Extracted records
==================================================

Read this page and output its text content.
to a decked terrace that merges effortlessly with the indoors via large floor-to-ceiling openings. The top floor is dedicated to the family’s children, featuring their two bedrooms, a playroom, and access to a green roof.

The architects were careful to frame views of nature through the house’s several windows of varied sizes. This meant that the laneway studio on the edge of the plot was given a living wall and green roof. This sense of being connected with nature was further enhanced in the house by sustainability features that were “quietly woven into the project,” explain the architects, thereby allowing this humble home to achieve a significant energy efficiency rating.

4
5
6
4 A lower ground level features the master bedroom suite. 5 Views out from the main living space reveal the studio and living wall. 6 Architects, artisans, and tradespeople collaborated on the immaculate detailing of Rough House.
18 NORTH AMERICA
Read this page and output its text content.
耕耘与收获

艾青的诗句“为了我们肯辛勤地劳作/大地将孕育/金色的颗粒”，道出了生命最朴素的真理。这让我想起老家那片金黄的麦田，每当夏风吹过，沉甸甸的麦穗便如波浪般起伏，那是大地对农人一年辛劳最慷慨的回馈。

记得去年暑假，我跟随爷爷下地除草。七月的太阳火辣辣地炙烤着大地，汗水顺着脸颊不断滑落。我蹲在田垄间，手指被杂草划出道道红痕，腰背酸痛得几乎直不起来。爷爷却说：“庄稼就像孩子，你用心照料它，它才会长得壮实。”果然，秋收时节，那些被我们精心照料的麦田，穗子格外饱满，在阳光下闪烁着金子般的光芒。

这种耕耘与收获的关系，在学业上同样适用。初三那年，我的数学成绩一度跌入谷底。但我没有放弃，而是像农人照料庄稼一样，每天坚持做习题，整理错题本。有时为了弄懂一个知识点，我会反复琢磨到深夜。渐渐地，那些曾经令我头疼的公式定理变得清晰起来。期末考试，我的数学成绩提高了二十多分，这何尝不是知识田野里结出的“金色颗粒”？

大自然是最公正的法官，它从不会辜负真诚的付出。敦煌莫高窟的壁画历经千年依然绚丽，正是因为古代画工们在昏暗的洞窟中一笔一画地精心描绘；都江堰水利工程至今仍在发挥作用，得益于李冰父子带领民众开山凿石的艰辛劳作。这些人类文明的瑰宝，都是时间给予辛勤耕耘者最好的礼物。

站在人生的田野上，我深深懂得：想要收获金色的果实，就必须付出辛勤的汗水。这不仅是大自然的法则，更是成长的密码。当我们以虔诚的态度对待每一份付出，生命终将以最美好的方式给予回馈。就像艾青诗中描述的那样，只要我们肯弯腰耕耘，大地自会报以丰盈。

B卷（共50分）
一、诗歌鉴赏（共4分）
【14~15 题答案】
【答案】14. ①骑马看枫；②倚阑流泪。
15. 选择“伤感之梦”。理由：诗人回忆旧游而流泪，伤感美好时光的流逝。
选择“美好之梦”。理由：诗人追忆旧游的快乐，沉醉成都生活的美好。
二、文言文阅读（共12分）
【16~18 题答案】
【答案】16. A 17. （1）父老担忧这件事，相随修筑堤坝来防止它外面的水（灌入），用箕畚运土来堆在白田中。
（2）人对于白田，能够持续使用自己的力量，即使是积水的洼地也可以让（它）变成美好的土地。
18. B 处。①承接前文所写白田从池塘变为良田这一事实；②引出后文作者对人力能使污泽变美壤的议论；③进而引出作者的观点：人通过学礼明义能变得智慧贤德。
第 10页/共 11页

==================================================

- _STATED GOAL_: State the count of lines that contain the string "wall". Nothing else is needed.

- _RESPONSE TO THE EXERCISE_: 2